## PROBLEM TO SOLVE
Identify all lines in the listing that include the word "marker", and copy them out.

## INPUT FOR THIS TASK
★ ★ ★ ★ ★
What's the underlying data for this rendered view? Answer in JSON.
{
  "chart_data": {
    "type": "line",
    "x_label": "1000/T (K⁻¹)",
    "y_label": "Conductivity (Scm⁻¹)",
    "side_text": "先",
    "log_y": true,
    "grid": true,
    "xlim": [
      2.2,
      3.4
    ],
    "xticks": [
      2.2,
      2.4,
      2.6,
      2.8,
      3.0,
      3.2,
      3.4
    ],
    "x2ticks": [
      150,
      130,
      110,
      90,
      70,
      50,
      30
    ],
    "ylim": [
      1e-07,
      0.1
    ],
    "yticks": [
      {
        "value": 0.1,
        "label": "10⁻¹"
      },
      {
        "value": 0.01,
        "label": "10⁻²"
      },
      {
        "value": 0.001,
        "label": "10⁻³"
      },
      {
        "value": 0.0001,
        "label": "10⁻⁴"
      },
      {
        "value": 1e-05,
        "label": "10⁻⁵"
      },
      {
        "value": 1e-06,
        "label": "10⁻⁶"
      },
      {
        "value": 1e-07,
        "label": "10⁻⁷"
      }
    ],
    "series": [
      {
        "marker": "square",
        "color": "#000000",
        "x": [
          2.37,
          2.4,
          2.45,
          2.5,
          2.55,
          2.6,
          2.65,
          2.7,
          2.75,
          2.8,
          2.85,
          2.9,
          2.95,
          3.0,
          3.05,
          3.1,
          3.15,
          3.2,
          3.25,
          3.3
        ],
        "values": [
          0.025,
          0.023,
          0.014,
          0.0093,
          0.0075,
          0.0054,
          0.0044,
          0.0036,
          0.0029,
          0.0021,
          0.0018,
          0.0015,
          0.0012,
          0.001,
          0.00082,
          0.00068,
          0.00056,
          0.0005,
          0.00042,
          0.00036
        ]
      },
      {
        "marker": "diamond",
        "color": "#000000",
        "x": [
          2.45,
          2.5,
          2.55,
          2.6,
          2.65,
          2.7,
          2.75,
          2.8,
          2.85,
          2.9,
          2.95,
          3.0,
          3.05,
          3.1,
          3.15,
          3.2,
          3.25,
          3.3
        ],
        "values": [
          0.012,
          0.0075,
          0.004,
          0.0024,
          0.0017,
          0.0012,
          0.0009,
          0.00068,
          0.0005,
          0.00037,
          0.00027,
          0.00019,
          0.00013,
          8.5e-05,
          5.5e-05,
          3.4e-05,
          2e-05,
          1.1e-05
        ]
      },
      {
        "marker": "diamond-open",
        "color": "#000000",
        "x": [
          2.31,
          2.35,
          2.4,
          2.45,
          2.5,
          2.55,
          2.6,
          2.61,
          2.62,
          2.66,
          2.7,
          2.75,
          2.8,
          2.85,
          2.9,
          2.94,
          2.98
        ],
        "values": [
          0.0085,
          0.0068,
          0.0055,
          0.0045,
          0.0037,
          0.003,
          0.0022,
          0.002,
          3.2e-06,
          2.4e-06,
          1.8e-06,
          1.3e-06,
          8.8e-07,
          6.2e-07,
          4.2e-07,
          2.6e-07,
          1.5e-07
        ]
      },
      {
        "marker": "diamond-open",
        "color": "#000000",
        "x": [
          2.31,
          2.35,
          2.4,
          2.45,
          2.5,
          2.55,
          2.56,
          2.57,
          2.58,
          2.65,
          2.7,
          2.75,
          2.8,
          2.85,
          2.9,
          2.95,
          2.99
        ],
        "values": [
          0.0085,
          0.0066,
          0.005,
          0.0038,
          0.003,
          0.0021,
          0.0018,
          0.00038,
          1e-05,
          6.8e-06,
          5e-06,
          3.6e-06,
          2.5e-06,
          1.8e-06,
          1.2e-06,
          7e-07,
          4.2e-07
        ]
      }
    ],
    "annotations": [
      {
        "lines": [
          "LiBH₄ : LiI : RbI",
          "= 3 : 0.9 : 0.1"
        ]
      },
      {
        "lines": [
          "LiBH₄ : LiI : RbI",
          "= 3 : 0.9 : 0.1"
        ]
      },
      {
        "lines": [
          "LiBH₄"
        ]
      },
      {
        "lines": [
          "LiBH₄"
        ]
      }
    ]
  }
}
★ ★ ★ ★ ★
## PROBLEM SOLUTION
        "marker": "square",
        "marker": "diamond",
        "marker": "diamond-open",
        "marker": "diamond-open",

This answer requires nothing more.